---------- Provided information

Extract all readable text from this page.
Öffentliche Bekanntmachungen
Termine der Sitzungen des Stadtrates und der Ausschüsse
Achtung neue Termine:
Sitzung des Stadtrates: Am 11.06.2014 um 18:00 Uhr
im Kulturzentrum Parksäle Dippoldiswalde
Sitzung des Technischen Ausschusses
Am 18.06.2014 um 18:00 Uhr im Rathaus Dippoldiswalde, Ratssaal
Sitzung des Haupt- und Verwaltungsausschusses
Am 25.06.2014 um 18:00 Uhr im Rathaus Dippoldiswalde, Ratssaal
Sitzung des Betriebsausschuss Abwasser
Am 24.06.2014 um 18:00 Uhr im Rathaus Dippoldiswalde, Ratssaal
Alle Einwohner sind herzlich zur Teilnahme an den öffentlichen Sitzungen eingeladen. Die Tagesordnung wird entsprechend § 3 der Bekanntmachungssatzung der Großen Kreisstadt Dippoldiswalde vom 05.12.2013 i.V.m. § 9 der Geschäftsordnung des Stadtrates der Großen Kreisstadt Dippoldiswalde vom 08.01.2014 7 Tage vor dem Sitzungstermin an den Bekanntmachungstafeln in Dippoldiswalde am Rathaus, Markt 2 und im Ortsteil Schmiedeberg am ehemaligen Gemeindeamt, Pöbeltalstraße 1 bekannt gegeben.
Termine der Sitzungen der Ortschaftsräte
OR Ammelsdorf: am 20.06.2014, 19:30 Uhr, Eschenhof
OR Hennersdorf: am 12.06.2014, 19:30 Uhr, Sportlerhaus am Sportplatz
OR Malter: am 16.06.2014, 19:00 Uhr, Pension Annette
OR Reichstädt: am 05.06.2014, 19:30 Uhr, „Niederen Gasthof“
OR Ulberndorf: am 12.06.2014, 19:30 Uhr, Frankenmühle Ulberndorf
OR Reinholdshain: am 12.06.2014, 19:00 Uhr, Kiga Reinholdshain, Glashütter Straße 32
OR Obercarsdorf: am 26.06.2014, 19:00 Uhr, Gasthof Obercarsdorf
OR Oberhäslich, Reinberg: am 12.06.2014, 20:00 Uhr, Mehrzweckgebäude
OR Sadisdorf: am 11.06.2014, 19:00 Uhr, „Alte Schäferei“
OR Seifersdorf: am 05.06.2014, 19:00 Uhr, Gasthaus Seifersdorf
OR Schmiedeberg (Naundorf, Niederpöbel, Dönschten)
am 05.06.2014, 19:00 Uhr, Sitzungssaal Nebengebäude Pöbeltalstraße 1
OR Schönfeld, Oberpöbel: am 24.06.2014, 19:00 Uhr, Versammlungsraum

--------------------

Restate the records, all of them, precisely as written.

## Exercise response
Extract all readable text from this page.
Öffentliche Bekanntmachungen
Termine der Sitzungen des Stadtrates und der Ausschüsse
Achtung neue Termine:
Sitzung des Stadtrates: Am 11.06.2014 um 18:00 Uhr
im Kulturzentrum Parksäle Dippoldiswalde
Sitzung des Technischen Ausschusses
Am 18.06.2014 um 18:00 Uhr im Rathaus Dippoldiswalde, Ratssaal
Sitzung des Haupt- und Verwaltungsausschusses
Am 25.06.2014 um 18:00 Uhr im Rathaus Dippoldiswalde, Ratssaal
Sitzung des Betriebsausschuss Abwasser
Am 24.06.2014 um 18:00 Uhr im Rathaus Dippoldiswalde, Ratssaal
Alle Einwohner sind herzlich zur Teilnahme an den öffentlichen Sitzungen eingeladen. Die Tagesordnung wird entsprechend § 3 der Bekanntmachungssatzung der Großen Kreisstadt Dippoldiswalde vom 05.12.2013 i.V.m. § 9 der Geschäftsordnung des Stadtrates der Großen Kreisstadt Dippoldiswalde vom 08.01.2014 7 Tage vor dem Sitzungstermin an den Bekanntmachungstafeln in Dippoldiswalde am Rathaus, Markt 2 und im Ortsteil Schmiedeberg am ehemaligen Gemeindeamt, Pöbeltalstraße 1 bekannt gegeben.
Termine der Sitzungen der Ortschaftsräte
OR Ammelsdorf: am 20.06.2014, 19:30 Uhr, Eschenhof
OR Hennersdorf: am 12.06.2014, 19:30 Uhr, Sportlerhaus am Sportplatz
OR Malter: am 16.06.2014, 19:00 Uhr, Pension Annette
OR Reichstädt: am 05.06.2014, 19:30 Uhr, „Niederen Gasthof“
OR Ulberndorf: am 12.06.2014, 19:30 Uhr, Frankenmühle Ulberndorf
OR Reinholdshain: am 12.06.2014, 19:00 Uhr, Kiga Reinholdshain, Glashütter Straße 32
OR Obercarsdorf: am 26.06.2014, 19:00 Uhr, Gasthof Obercarsdorf
OR Oberhäslich, Reinberg: am 12.06.2014, 20:00 Uhr, Mehrzweckgebäude
OR Sadisdorf: am 11.06.2014, 19:00 Uhr, „Alte Schäferei“
OR Seifersdorf: am 05.06.2014, 19:00 Uhr, Gasthaus Seifersdorf
OR Schmiedeberg (Naundorf, Niederpöbel, Dönschten)
am 05.06.2014, 19:00 Uhr, Sitzungssaal Nebengebäude Pöbeltalstraße 1
OR Schönfeld, Oberpöbel: am 24.06.2014, 19:00 Uhr, Versammlungsraum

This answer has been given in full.